AVAILABLE DATA
----------

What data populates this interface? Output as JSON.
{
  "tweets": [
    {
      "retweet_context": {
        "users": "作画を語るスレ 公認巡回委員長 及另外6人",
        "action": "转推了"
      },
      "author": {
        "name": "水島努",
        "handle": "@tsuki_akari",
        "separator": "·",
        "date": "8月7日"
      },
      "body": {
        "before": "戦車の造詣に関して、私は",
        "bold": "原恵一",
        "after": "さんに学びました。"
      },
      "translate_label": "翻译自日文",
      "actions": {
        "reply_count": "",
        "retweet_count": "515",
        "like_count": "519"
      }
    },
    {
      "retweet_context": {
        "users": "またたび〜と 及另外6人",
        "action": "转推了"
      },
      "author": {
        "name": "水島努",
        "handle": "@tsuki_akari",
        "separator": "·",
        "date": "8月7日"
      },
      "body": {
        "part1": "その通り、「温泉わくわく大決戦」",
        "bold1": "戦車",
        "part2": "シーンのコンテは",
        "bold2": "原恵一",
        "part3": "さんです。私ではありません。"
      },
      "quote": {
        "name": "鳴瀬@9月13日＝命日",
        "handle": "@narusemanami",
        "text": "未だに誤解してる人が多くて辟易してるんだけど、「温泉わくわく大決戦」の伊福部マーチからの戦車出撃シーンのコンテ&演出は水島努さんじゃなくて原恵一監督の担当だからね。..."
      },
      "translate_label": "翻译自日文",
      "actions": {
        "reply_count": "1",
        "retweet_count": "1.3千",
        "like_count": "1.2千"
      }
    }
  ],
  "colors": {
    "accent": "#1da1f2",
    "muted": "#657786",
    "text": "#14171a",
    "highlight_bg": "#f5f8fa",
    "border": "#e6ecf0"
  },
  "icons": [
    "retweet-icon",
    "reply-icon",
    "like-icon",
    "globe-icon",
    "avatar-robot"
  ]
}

----------

STATED GOAL
Reproduce all of the data exactly as given.

RIGHT ANSWER
What data populates this interface? Output as JSON.
{
  "tweets": [
    {
      "retweet_context": {
        "users": "作画を語るスレ 公認巡回委員長 及另外6人",
        "action": "转推了"
      },
      "author": {
        "name": "水島努",
        "handle": "@tsuki_akari",
        "separator": "·",
        "date": "8月7日"
      },
      "body": {
        "before": "戦車の造詣に関して、私は",
        "bold": "原恵一",
        "after": "さんに学びました。"
      },
      "translate_label": "翻译自日文",
      "actions": {
        "reply_count": "",
        "retweet_count": "515",
        "like_count": "519"
      }
    },
    {
      "retweet_context": {
        "users": "またたび〜と 及另外6人",
        "action": "转推了"
      },
      "author": {
        "name": "水島努",
        "handle": "@tsuki_akari",
        "separator": "·",
        "date": "8月7日"
      },
      "body": {
        "part1": "その通り、「温泉わくわく大決戦」",
        "bold1": "戦車",
        "part2": "シーンのコンテは",
        "bold2": "原恵一",
        "part3": "さんです。私ではありません。"
      },
      "quote": {
        "name": "鳴瀬@9月13日＝命日",
        "handle": "@narusemanami",
        "text": "未だに誤解してる人が多くて辟易してるんだけど、「温泉わくわく大決戦」の伊福部マーチからの戦車出撃シーンのコンテ&演出は水島努さんじゃなくて原恵一監督の担当だからね。..."
      },
      "translate_label": "翻译自日文",
      "actions": {
        "reply_count": "1",
        "retweet_count": "1.3千",
        "like_count": "1.2千"
      }
    }
  ],
  "colors": {
    "accent": "#1da1f2",
    "muted": "#657786",
    "text": "#14171a",
    "highlight_bg": "#f5f8fa",
    "border": "#e6ecf0"
  },
  "icons": [
    "retweet-icon",
    "reply-icon",
    "like-icon",
    "globe-icon",
    "avatar-robot"
  ]
}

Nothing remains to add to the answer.